Short exercise:
All entries should be output exactly as they stand.

Stored data
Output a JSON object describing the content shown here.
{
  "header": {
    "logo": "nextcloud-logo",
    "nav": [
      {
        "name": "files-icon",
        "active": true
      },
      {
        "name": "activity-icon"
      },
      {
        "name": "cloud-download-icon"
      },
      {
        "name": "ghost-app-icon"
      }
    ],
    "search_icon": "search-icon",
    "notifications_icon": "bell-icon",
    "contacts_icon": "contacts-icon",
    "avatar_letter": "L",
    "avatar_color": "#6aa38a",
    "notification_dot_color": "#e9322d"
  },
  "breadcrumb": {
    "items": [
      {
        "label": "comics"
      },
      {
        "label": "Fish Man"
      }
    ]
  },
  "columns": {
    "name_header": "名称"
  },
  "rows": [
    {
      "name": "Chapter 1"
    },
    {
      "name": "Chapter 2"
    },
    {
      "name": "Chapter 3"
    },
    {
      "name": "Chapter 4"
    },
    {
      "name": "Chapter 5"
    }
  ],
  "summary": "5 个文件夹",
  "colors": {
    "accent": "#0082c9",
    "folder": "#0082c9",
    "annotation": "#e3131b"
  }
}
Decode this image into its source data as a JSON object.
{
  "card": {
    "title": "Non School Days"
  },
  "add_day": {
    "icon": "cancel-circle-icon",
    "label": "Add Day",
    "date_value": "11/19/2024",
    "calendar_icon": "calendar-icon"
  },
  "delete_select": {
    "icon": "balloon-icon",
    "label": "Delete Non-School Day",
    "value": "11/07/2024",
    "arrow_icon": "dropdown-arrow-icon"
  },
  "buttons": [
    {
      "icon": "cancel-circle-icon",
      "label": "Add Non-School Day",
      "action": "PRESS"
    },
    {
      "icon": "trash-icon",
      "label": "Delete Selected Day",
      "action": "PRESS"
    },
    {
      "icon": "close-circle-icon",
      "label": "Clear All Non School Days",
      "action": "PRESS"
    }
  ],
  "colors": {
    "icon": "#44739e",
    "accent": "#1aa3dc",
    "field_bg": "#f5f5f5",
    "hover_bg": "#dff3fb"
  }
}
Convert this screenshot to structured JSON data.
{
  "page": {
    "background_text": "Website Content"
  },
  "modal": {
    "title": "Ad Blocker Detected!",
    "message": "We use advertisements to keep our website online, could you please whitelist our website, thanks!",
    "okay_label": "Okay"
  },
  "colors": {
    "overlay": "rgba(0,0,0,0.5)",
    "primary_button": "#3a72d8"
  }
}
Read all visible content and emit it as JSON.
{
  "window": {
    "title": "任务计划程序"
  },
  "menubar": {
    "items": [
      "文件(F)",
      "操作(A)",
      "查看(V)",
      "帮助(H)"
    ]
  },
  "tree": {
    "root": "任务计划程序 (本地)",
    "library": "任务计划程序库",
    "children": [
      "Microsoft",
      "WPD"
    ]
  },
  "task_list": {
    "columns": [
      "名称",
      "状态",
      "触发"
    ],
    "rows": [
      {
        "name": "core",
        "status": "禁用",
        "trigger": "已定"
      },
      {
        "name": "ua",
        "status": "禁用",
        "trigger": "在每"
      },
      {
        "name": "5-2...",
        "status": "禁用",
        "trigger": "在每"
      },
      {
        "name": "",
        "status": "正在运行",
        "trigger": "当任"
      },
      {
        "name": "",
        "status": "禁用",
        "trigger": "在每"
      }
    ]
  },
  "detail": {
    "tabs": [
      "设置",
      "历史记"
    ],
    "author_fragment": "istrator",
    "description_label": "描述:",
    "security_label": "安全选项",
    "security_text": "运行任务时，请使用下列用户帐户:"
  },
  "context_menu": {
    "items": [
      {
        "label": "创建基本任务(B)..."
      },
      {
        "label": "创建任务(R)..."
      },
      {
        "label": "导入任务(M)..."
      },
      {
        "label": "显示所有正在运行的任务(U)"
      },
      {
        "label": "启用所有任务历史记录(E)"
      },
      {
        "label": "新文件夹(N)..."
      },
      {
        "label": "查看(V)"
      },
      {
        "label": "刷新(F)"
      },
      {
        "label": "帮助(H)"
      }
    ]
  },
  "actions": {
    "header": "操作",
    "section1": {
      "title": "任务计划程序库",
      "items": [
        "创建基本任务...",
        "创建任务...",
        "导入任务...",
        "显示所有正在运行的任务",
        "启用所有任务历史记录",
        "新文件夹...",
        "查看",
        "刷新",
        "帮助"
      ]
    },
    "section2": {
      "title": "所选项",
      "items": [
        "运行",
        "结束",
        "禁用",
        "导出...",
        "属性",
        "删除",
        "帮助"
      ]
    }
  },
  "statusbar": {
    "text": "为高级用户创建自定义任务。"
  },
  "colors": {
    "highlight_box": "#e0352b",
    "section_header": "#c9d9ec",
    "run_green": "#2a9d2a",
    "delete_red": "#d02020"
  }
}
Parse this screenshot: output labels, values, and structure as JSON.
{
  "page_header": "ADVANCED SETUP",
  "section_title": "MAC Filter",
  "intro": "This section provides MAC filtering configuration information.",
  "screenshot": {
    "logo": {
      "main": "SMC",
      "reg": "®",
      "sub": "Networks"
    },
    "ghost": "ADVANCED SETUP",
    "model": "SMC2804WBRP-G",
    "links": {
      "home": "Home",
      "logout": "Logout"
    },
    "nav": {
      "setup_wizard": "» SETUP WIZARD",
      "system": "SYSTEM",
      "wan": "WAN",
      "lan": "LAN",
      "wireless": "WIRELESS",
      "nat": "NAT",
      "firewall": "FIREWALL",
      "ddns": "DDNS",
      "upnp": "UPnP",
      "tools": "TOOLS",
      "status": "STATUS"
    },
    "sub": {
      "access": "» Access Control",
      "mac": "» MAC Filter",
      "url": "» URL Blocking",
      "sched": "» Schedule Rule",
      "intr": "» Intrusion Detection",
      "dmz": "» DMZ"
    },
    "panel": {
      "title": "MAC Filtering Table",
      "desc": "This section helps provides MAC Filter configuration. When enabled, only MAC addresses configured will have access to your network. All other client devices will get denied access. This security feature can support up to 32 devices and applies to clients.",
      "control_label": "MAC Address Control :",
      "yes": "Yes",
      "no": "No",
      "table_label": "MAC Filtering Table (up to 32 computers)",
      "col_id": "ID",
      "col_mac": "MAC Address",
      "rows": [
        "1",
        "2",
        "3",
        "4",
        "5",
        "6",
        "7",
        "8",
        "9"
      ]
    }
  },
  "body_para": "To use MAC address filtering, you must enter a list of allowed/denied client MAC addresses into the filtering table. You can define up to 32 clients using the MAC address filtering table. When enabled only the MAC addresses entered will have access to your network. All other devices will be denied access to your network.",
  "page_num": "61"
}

Completed exercise:
Output a JSON object describing the content shown here.
{
  "header": {
    "logo": "nextcloud-logo",
    "nav": [
      {
        "name": "files-icon",
        "active": true
      },
      {
        "name": "activity-icon"
      },
      {
        "name": "cloud-download-icon"
      },
      {
        "name": "ghost-app-icon"
      }
    ],
    "search_icon": "search-icon",
    "notifications_icon": "bell-icon",
    "contacts_icon": "contacts-icon",
    "avatar_letter": "L",
    "avatar_color": "#6aa38a",
    "notification_dot_color": "#e9322d"
  },
  "breadcrumb": {
    "items": [
      {
        "label": "comics"
      },
      {
        "label": "Fish Man"
      }
    ]
  },
  "columns": {
    "name_header": "名称"
  },
  "rows": [
    {
      "name": "Chapter 1"
    },
    {
      "name": "Chapter 2"
    },
    {
      "name": "Chapter 3"
    },
    {
      "name": "Chapter 4"
    },
    {
      "name": "Chapter 5"
    }
  ],
  "summary": "5 个文件夹",
  "colors": {
    "accent": "#0082c9",
    "folder": "#0082c9",
    "annotation": "#e3131b"
  }
}
Decode this image into its source data as a JSON object.
{
  "card": {
    "title": "Non School Days"
  },
  "add_day": {
    "icon": "cancel-circle-icon",
    "label": "Add Day",
    "date_value": "11/19/2024",
    "calendar_icon": "calendar-icon"
  },
  "delete_select": {
    "icon": "balloon-icon",
    "label": "Delete Non-School Day",
    "value": "11/07/2024",
    "arrow_icon": "dropdown-arrow-icon"
  },
  "buttons": [
    {
      "icon": "cancel-circle-icon",
      "label": "Add Non-School Day",
      "action": "PRESS"
    },
    {
      "icon": "trash-icon",
      "label": "Delete Selected Day",
      "action": "PRESS"
    },
    {
      "icon": "close-circle-icon",
      "label": "Clear All Non School Days",
      "action": "PRESS"
    }
  ],
  "colors": {
    "icon": "#44739e",
    "accent": "#1aa3dc",
    "field_bg": "#f5f5f5",
    "hover_bg": "#dff3fb"
  }
}
Convert this screenshot to structured JSON data.
{
  "page": {
    "background_text": "Website Content"
  },
  "modal": {
    "title": "Ad Blocker Detected!",
    "message": "We use advertisements to keep our website online, could you please whitelist our website, thanks!",
    "okay_label": "Okay"
  },
  "colors": {
    "overlay": "rgba(0,0,0,0.5)",
    "primary_button": "#3a72d8"
  }
}
Read all visible content and emit it as JSON.
{
  "window": {
    "title": "任务计划程序"
  },
  "menubar": {
    "items": [
      "文件(F)",
      "操作(A)",
      "查看(V)",
      "帮助(H)"
    ]
  },
  "tree": {
    "root": "任务计划程序 (本地)",
    "library": "任务计划程序库",
    "children": [
      "Microsoft",
      "WPD"
    ]
  },
  "task_list": {
    "columns": [
      "名称",
      "状态",
      "触发"
    ],
    "rows": [
      {
        "name": "core",
        "status": "禁用",
        "trigger": "已定"
      },
      {
        "name": "ua",
        "status": "禁用",
        "trigger": "在每"
      },
      {
        "name": "5-2...",
        "status": "禁用",
        "trigger": "在每"
      },
      {
        "name": "",
        "status": "正在运行",
        "trigger": "当任"
      },
      {
        "name": "",
        "status": "禁用",
        "trigger": "在每"
      }
    ]
  },
  "detail": {
    "tabs": [
      "设置",
      "历史记"
    ],
    "author_fragment": "istrator",
    "description_label": "描述:",
    "security_label": "安全选项",
    "security_text": "运行任务时，请使用下列用户帐户:"
  },
  "context_menu": {
    "items": [
      {
        "label": "创建基本任务(B)..."
      },
      {
        "label": "创建任务(R)..."
      },
      {
        "label": "导入任务(M)..."
      },
      {
        "label": "显示所有正在运行的任务(U)"
      },
      {
        "label": "启用所有任务历史记录(E)"
      },
      {
        "label": "新文件夹(N)..."
      },
      {
        "label": "查看(V)"
      },
      {
        "label": "刷新(F)"
      },
      {
        "label": "帮助(H)"
      }
    ]
  },
  "actions": {
    "header": "操作",
    "section1": {
      "title": "任务计划程序库",
      "items": [
        "创建基本任务...",
        "创建任务...",
        "导入任务...",
        "显示所有正在运行的任务",
        "启用所有任务历史记录",
        "新文件夹...",
        "查看",
        "刷新",
        "帮助"
      ]
    },
    "section2": {
      "title": "所选项",
      "items": [
        "运行",
        "结束",
        "禁用",
        "导出...",
        "属性",
        "删除",
        "帮助"
      ]
    }
  },
  "statusbar": {
    "text": "为高级用户创建自定义任务。"
  },
  "colors": {
    "highlight_box": "#e0352b",
    "section_header": "#c9d9ec",
    "run_green": "#2a9d2a",
    "delete_red": "#d02020"
  }
}
Parse this screenshot: output labels, values, and structure as JSON.
{
  "page_header": "ADVANCED SETUP",
  "section_title": "MAC Filter",
  "intro": "This section provides MAC filtering configuration information.",
  "screenshot": {
    "logo": {
      "main": "SMC",
      "reg": "®",
      "sub": "Networks"
    },
    "ghost": "ADVANCED SETUP",
    "model": "SMC2804WBRP-G",
    "links": {
      "home": "Home",
      "logout": "Logout"
    },
    "nav": {
      "setup_wizard": "» SETUP WIZARD",
      "system": "SYSTEM",
      "wan": "WAN",
      "lan": "LAN",
      "wireless": "WIRELESS",
      "nat": "NAT",
      "firewall": "FIREWALL",
      "ddns": "DDNS",
      "upnp": "UPnP",
      "tools": "TOOLS",
      "status": "STATUS"
    },
    "sub": {
      "access": "» Access Control",
      "mac": "» MAC Filter",
      "url": "» URL Blocking",
      "sched": "» Schedule Rule",
      "intr": "» Intrusion Detection",
      "dmz": "» DMZ"
    },
    "panel": {
      "title": "MAC Filtering Table",
      "desc": "This section helps provides MAC Filter configuration. When enabled, only MAC addresses configured will have access to your network. All other client devices will get denied access. This security feature can support up to 32 devices and applies to clients.",
      "control_label": "MAC Address Control :",
      "yes": "Yes",
      "no": "No",
      "table_label": "MAC Filtering Table (up to 32 computers)",
      "col_id": "ID",
      "col_mac": "MAC Address",
      "rows": [
        "1",
        "2",
        "3",
        "4",
        "5",
        "6",
        "7",
        "8",
        "9"
      ]
    }
  },
  "body_para": "To use MAC address filtering, you must enter a list of allowed/denied client MAC addresses into the filtering table. You can define up to 32 clients using the MAC address filtering table. When enabled only the MAC addresses entered will have access to your network. All other devices will be denied access to your network.",
  "page_num": "61"
}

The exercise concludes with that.